Required work
Give the records again, word for word.

──────── Supplied material ────────

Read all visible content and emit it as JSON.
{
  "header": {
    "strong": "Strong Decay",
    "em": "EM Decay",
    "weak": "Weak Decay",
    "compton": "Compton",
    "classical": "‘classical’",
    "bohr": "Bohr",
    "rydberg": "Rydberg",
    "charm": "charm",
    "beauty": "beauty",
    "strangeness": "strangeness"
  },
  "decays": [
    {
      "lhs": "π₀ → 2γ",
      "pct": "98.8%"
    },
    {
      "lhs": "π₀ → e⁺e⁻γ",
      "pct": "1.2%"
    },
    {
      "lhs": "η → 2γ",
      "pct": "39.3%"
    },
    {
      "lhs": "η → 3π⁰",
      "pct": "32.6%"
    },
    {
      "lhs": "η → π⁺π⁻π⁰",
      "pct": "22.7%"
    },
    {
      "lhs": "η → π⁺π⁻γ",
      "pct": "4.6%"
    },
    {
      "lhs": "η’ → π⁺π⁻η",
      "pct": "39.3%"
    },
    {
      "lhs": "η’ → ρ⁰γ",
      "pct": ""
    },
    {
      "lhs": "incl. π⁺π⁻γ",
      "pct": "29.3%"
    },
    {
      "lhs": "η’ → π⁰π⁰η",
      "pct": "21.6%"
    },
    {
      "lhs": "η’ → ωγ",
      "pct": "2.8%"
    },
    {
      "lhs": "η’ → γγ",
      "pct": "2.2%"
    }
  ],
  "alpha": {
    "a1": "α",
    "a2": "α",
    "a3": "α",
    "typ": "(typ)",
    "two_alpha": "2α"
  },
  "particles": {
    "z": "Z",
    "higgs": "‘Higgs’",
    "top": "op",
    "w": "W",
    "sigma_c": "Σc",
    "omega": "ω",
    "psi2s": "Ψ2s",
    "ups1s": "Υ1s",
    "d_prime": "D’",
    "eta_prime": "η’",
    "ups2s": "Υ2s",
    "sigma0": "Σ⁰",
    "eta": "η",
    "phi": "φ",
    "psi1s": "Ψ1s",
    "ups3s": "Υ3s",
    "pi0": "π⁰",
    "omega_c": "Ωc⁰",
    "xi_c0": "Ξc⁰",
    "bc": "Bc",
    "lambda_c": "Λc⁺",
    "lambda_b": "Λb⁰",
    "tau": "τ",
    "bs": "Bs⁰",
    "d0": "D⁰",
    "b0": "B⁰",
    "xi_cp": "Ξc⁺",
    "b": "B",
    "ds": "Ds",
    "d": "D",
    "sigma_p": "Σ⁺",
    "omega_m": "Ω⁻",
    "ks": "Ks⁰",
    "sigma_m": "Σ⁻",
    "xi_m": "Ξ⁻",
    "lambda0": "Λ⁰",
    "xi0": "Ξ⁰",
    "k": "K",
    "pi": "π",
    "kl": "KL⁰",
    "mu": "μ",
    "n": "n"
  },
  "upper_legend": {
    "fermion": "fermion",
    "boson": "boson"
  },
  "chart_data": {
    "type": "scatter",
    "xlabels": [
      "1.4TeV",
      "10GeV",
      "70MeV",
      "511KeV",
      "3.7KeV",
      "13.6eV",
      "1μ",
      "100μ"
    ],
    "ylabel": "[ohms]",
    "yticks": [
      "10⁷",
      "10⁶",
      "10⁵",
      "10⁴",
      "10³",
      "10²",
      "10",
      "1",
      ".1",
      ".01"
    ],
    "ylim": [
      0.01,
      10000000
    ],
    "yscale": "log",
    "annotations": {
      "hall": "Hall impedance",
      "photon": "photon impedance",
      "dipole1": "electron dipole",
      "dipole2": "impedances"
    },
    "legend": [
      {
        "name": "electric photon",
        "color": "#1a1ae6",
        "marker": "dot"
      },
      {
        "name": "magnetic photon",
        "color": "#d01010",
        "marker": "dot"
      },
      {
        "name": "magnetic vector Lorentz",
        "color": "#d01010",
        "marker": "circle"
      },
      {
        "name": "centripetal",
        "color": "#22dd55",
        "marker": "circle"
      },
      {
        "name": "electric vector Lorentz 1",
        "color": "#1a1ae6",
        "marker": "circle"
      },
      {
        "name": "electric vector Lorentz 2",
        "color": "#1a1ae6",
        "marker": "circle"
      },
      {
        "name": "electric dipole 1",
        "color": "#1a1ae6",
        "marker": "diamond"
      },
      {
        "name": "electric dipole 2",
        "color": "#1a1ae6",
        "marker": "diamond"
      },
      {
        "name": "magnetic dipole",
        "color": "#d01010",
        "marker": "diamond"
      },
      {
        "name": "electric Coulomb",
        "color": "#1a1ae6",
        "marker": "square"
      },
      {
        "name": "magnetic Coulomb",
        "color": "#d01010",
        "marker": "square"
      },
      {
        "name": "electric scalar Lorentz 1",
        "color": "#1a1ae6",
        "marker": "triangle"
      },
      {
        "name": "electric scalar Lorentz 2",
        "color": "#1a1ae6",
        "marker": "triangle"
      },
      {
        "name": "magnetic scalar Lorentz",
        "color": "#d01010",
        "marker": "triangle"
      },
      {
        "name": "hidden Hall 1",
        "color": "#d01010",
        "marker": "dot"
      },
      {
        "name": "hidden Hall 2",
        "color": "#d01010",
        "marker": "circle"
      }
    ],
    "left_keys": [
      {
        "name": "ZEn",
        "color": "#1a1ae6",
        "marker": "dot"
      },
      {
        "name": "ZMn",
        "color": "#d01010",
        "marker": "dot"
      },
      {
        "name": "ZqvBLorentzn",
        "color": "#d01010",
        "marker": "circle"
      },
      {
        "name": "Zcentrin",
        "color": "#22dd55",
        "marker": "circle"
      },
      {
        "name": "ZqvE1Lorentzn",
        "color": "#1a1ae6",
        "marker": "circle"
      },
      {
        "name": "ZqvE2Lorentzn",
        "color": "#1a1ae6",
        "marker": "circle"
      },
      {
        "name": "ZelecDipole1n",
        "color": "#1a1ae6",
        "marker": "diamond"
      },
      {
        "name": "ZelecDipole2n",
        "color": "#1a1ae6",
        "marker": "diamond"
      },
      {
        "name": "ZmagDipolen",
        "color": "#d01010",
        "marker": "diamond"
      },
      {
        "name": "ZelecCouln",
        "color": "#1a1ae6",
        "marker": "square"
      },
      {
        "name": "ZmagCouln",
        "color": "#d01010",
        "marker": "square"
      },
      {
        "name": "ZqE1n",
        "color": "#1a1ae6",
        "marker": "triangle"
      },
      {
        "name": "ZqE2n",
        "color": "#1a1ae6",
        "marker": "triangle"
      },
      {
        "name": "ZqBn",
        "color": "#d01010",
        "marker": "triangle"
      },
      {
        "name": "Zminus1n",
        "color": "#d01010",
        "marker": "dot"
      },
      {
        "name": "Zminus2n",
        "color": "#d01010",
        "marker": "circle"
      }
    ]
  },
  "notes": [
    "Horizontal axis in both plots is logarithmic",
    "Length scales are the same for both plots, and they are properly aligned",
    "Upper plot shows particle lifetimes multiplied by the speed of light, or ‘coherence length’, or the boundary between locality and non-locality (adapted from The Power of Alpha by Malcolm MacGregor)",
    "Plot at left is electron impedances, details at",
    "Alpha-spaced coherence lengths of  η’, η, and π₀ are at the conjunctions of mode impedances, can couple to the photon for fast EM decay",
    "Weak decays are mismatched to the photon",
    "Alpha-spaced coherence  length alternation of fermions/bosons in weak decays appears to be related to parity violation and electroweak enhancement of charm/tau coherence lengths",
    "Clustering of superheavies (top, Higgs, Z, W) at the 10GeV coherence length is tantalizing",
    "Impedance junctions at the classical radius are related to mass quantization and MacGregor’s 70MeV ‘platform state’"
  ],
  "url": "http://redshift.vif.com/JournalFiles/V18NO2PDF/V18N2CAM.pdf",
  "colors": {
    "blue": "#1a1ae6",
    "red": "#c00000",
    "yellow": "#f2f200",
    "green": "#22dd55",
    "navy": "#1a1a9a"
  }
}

────────

Task result
Read all visible content and emit it as JSON.
{
  "header": {
    "strong": "Strong Decay",
    "em": "EM Decay",
    "weak": "Weak Decay",
    "compton": "Compton",
    "classical": "‘classical’",
    "bohr": "Bohr",
    "rydberg": "Rydberg",
    "charm": "charm",
    "beauty": "beauty",
    "strangeness": "strangeness"
  },
  "decays": [
    {
      "lhs": "π₀ → 2γ",
      "pct": "98.8%"
    },
    {
      "lhs": "π₀ → e⁺e⁻γ",
      "pct": "1.2%"
    },
    {
      "lhs": "η → 2γ",
      "pct": "39.3%"
    },
    {
      "lhs": "η → 3π⁰",
      "pct": "32.6%"
    },
    {
      "lhs": "η → π⁺π⁻π⁰",
      "pct": "22.7%"
    },
    {
      "lhs": "η → π⁺π⁻γ",
      "pct": "4.6%"
    },
    {
      "lhs": "η’ → π⁺π⁻η",
      "pct": "39.3%"
    },
    {
      "lhs": "η’ → ρ⁰γ",
      "pct": ""
    },
    {
      "lhs": "incl. π⁺π⁻γ",
      "pct": "29.3%"
    },
    {
      "lhs": "η’ → π⁰π⁰η",
      "pct": "21.6%"
    },
    {
      "lhs": "η’ → ωγ",
      "pct": "2.8%"
    },
    {
      "lhs": "η’ → γγ",
      "pct": "2.2%"
    }
  ],
  "alpha": {
    "a1": "α",
    "a2": "α",
    "a3": "α",
    "typ": "(typ)",
    "two_alpha": "2α"
  },
  "particles": {
    "z": "Z",
    "higgs": "‘Higgs’",
    "top": "op",
    "w": "W",
    "sigma_c": "Σc",
    "omega": "ω",
    "psi2s": "Ψ2s",
    "ups1s": "Υ1s",
    "d_prime": "D’",
    "eta_prime": "η’",
    "ups2s": "Υ2s",
    "sigma0": "Σ⁰",
    "eta": "η",
    "phi": "φ",
    "psi1s": "Ψ1s",
    "ups3s": "Υ3s",
    "pi0": "π⁰",
    "omega_c": "Ωc⁰",
    "xi_c0": "Ξc⁰",
    "bc": "Bc",
    "lambda_c": "Λc⁺",
    "lambda_b": "Λb⁰",
    "tau": "τ",
    "bs": "Bs⁰",
    "d0": "D⁰",
    "b0": "B⁰",
    "xi_cp": "Ξc⁺",
    "b": "B",
    "ds": "Ds",
    "d": "D",
    "sigma_p": "Σ⁺",
    "omega_m": "Ω⁻",
    "ks": "Ks⁰",
    "sigma_m": "Σ⁻",
    "xi_m": "Ξ⁻",
    "lambda0": "Λ⁰",
    "xi0": "Ξ⁰",
    "k": "K",
    "pi": "π",
    "kl": "KL⁰",
    "mu": "μ",
    "n": "n"
  },
  "upper_legend": {
    "fermion": "fermion",
    "boson": "boson"
  },
  "chart_data": {
    "type": "scatter",
    "xlabels": [
      "1.4TeV",
      "10GeV",
      "70MeV",
      "511KeV",
      "3.7KeV",
      "13.6eV",
      "1μ",
      "100μ"
    ],
    "ylabel": "[ohms]",
    "yticks": [
      "10⁷",
      "10⁶",
      "10⁵",
      "10⁴",
      "10³",
      "10²",
      "10",
      "1",
      ".1",
      ".01"
    ],
    "ylim": [
      0.01,
      10000000
    ],
    "yscale": "log",
    "annotations": {
      "hall": "Hall impedance",
      "photon": "photon impedance",
      "dipole1": "electron dipole",
      "dipole2": "impedances"
    },
    "legend": [
      {
        "name": "electric photon",
        "color": "#1a1ae6",
        "marker": "dot"
      },
      {
        "name": "magnetic photon",
        "color": "#d01010",
        "marker": "dot"
      },
      {
        "name": "magnetic vector Lorentz",
        "color": "#d01010",
        "marker": "circle"
      },
      {
        "name": "centripetal",
        "color": "#22dd55",
        "marker": "circle"
      },
      {
        "name": "electric vector Lorentz 1",
        "color": "#1a1ae6",
        "marker": "circle"
      },
      {
        "name": "electric vector Lorentz 2",
        "color": "#1a1ae6",
        "marker": "circle"
      },
      {
        "name": "electric dipole 1",
        "color": "#1a1ae6",
        "marker": "diamond"
      },
      {
        "name": "electric dipole 2",
        "color": "#1a1ae6",
        "marker": "diamond"
      },
      {
        "name": "magnetic dipole",
        "color": "#d01010",
        "marker": "diamond"
      },
      {
        "name": "electric Coulomb",
        "color": "#1a1ae6",
        "marker": "square"
      },
      {
        "name": "magnetic Coulomb",
        "color": "#d01010",
        "marker": "square"
      },
      {
        "name": "electric scalar Lorentz 1",
        "color": "#1a1ae6",
        "marker": "triangle"
      },
      {
        "name": "electric scalar Lorentz 2",
        "color": "#1a1ae6",
        "marker": "triangle"
      },
      {
        "name": "magnetic scalar Lorentz",
        "color": "#d01010",
        "marker": "triangle"
      },
      {
        "name": "hidden Hall 1",
        "color": "#d01010",
        "marker": "dot"
      },
      {
        "name": "hidden Hall 2",
        "color": "#d01010",
        "marker": "circle"
      }
    ],
    "left_keys": [
      {
        "name": "ZEn",
        "color": "#1a1ae6",
        "marker": "dot"
      },
      {
        "name": "ZMn",
        "color": "#d01010",
        "marker": "dot"
      },
      {
        "name": "ZqvBLorentzn",
        "color": "#d01010",
        "marker": "circle"
      },
      {
        "name": "Zcentrin",
        "color": "#22dd55",
        "marker": "circle"
      },
      {
        "name": "ZqvE1Lorentzn",
        "color": "#1a1ae6",
        "marker": "circle"
      },
      {
        "name": "ZqvE2Lorentzn",
        "color": "#1a1ae6",
        "marker": "circle"
      },
      {
        "name": "ZelecDipole1n",
        "color": "#1a1ae6",
        "marker": "diamond"
      },
      {
        "name": "ZelecDipole2n",
        "color": "#1a1ae6",
        "marker": "diamond"
      },
      {
        "name": "ZmagDipolen",
        "color": "#d01010",
        "marker": "diamond"
      },
      {
        "name": "ZelecCouln",
        "color": "#1a1ae6",
        "marker": "square"
      },
      {
        "name": "ZmagCouln",
        "color": "#d01010",
        "marker": "square"
      },
      {
        "name": "ZqE1n",
        "color": "#1a1ae6",
        "marker": "triangle"
      },
      {
        "name": "ZqE2n",
        "color": "#1a1ae6",
        "marker": "triangle"
      },
      {
        "name": "ZqBn",
        "color": "#d01010",
        "marker": "triangle"
      },
      {
        "name": "Zminus1n",
        "color": "#d01010",
        "marker": "dot"
      },
      {
        "name": "Zminus2n",
        "color": "#d01010",
        "marker": "circle"
      }
    ]
  },
  "notes": [
    "Horizontal axis in both plots is logarithmic",
    "Length scales are the same for both plots, and they are properly aligned",
    "Upper plot shows particle lifetimes multiplied by the speed of light, or ‘coherence length’, or the boundary between locality and non-locality (adapted from The Power of Alpha by Malcolm MacGregor)",
    "Plot at left is electron impedances, details at",
    "Alpha-spaced coherence lengths of  η’, η, and π₀ are at the conjunctions of mode impedances, can couple to the photon for fast EM decay",
    "Weak decays are mismatched to the photon",
    "Alpha-spaced coherence  length alternation of fermions/bosons in weak decays appears to be related to parity violation and electroweak enhancement of charm/tau coherence lengths",
    "Clustering of superheavies (top, Higgs, Z, W) at the 10GeV coherence length is tantalizing",
    "Impedance junctions at the classical radius are related to mass quantization and MacGregor’s 70MeV ‘platform state’"
  ],
  "url": "http://redshift.vif.com/JournalFiles/V18NO2PDF/V18N2CAM.pdf",
  "colors": {
    "blue": "#1a1ae6",
    "red": "#c00000",
    "yellow": "#f2f200",
    "green": "#22dd55",
    "navy": "#1a1a9a"
  }
}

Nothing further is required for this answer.